Items from a data source:
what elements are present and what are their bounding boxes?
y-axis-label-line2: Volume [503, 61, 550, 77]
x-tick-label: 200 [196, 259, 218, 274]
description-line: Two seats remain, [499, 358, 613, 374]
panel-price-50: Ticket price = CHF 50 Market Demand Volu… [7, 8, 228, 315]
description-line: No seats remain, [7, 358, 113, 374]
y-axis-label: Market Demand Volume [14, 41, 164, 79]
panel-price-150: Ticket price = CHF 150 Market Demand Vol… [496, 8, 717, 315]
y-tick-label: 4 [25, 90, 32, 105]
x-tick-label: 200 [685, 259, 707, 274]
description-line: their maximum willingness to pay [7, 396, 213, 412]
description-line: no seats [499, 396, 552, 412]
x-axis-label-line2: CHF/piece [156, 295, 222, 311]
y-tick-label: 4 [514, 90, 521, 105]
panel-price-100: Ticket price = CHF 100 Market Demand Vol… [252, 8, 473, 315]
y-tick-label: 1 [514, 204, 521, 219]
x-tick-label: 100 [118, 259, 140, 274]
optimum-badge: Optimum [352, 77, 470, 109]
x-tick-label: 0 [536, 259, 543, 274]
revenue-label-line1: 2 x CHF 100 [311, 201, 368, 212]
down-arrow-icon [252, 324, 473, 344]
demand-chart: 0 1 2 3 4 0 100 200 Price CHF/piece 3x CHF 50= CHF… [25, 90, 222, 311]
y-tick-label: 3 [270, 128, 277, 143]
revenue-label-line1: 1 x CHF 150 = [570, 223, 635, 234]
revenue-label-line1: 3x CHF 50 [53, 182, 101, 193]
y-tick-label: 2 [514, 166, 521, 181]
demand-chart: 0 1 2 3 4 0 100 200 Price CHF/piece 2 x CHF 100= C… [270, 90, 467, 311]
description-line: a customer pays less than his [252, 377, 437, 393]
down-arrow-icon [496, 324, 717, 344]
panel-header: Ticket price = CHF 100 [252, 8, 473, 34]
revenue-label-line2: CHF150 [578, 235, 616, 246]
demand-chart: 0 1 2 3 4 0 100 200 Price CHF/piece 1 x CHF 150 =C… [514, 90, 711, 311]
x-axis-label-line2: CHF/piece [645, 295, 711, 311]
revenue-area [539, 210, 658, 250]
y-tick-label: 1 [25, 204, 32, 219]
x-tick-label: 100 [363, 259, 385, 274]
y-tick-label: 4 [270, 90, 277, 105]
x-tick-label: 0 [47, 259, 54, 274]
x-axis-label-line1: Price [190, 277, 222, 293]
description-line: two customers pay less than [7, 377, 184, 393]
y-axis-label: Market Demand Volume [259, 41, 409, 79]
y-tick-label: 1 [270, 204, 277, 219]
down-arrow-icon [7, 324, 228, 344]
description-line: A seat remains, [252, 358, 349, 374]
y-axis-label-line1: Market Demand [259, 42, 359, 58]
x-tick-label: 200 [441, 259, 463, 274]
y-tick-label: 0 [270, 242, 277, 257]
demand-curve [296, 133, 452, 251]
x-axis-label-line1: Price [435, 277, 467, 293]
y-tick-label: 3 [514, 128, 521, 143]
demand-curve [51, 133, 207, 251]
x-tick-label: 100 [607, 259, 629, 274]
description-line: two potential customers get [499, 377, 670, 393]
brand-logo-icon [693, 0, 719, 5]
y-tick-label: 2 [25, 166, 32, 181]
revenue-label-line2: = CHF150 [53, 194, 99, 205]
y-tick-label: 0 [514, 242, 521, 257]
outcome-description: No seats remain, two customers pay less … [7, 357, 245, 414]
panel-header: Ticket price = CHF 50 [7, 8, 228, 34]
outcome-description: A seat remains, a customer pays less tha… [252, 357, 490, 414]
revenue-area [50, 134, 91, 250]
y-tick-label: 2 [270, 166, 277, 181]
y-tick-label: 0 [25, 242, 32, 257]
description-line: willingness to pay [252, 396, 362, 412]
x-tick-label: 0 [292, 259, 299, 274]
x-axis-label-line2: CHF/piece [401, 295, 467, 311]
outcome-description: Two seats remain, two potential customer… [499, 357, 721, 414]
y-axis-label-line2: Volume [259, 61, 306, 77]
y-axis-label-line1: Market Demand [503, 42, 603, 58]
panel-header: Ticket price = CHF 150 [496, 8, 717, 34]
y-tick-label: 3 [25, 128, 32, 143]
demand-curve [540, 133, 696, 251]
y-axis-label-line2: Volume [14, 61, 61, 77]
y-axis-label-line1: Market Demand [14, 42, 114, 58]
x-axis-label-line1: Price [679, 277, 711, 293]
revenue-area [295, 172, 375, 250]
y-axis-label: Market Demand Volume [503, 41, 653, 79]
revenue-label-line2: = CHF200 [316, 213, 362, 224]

Aim of the exercise: Reproduce every line of the items above verbatim.

Task output:
what elements are present and what are their bounding boxes?
y-axis-label-line2: Volume [503, 61, 550, 77]
x-tick-label: 200 [196, 259, 218, 274]
description-line: Two seats remain, [499, 358, 613, 374]
panel-price-50: Ticket price = CHF 50 Market Demand Volu… [7, 8, 228, 315]
description-line: No seats remain, [7, 358, 113, 374]
y-axis-label: Market Demand Volume [14, 41, 164, 79]
panel-price-150: Ticket price = CHF 150 Market Demand Vol… [496, 8, 717, 315]
y-tick-label: 4 [25, 90, 32, 105]
x-tick-label: 200 [685, 259, 707, 274]
description-line: their maximum willingness to pay [7, 396, 213, 412]
description-line: no seats [499, 396, 552, 412]
x-axis-label-line2: CHF/piece [156, 295, 222, 311]
y-tick-label: 4 [514, 90, 521, 105]
panel-price-100: Ticket price = CHF 100 Market Demand Vol… [252, 8, 473, 315]
y-tick-label: 1 [514, 204, 521, 219]
x-tick-label: 100 [118, 259, 140, 274]
optimum-badge: Optimum [352, 77, 470, 109]
x-tick-label: 0 [536, 259, 543, 274]
revenue-label-line1: 2 x CHF 100 [311, 201, 368, 212]
down-arrow-icon [252, 324, 473, 344]
demand-chart: 0 1 2 3 4 0 100 200 Price CHF/piece 3x CHF 50= CHF… [25, 90, 222, 311]
y-tick-label: 3 [270, 128, 277, 143]
revenue-label-line1: 1 x CHF 150 = [570, 223, 635, 234]
revenue-label-line1: 3x CHF 50 [53, 182, 101, 193]
y-tick-label: 2 [514, 166, 521, 181]
demand-chart: 0 1 2 3 4 0 100 200 Price CHF/piece 2 x CHF 100= C… [270, 90, 467, 311]
description-line: a customer pays less than his [252, 377, 437, 393]
down-arrow-icon [496, 324, 717, 344]
panel-header: Ticket price = CHF 100 [252, 8, 473, 34]
revenue-label-line2: CHF150 [578, 235, 616, 246]
demand-chart: 0 1 2 3 4 0 100 200 Price CHF/piece 1 x CHF 150 =C… [514, 90, 711, 311]
x-axis-label-line2: CHF/piece [645, 295, 711, 311]
revenue-area [539, 210, 658, 250]
y-tick-label: 1 [25, 204, 32, 219]
x-tick-label: 100 [363, 259, 385, 274]
y-tick-label: 4 [270, 90, 277, 105]
x-tick-label: 0 [47, 259, 54, 274]
x-axis-label-line1: Price [190, 277, 222, 293]
description-line: two customers pay less than [7, 377, 184, 393]
y-axis-label: Market Demand Volume [259, 41, 409, 79]
y-tick-label: 1 [270, 204, 277, 219]
down-arrow-icon [7, 324, 228, 344]
description-line: A seat remains, [252, 358, 349, 374]
y-axis-label-line1: Market Demand [259, 42, 359, 58]
x-tick-label: 200 [441, 259, 463, 274]
y-tick-label: 0 [270, 242, 277, 257]
demand-curve [296, 133, 452, 251]
x-axis-label-line1: Price [435, 277, 467, 293]
y-tick-label: 3 [514, 128, 521, 143]
demand-curve [51, 133, 207, 251]
x-tick-label: 100 [607, 259, 629, 274]
description-line: two potential customers get [499, 377, 670, 393]
brand-logo-icon [693, 0, 719, 5]
y-tick-label: 2 [25, 166, 32, 181]
revenue-label-line2: = CHF150 [53, 194, 99, 205]
y-tick-label: 0 [514, 242, 521, 257]
outcome-description: No seats remain, two customers pay less … [7, 357, 245, 414]
panel-header: Ticket price = CHF 50 [7, 8, 228, 34]
outcome-description: A seat remains, a customer pays less tha… [252, 357, 490, 414]
revenue-area [50, 134, 91, 250]
y-tick-label: 2 [270, 166, 277, 181]
y-tick-label: 0 [25, 242, 32, 257]
description-line: willingness to pay [252, 396, 362, 412]
x-tick-label: 0 [292, 259, 299, 274]
x-axis-label-line2: CHF/piece [401, 295, 467, 311]
outcome-description: Two seats remain, two potential customer… [499, 357, 721, 414]
y-axis-label-line2: Volume [259, 61, 306, 77]
y-axis-label-line1: Market Demand [503, 42, 603, 58]
panel-header: Ticket price = CHF 150 [496, 8, 717, 34]
y-tick-label: 3 [25, 128, 32, 143]
demand-curve [540, 133, 696, 251]
y-axis-label-line2: Volume [14, 61, 61, 77]
y-axis-label-line1: Market Demand [14, 42, 114, 58]
x-axis-label-line1: Price [679, 277, 711, 293]
revenue-area [295, 172, 375, 250]
y-axis-label: Market Demand Volume [503, 41, 653, 79]
revenue-label-line2: = CHF200 [316, 213, 362, 224]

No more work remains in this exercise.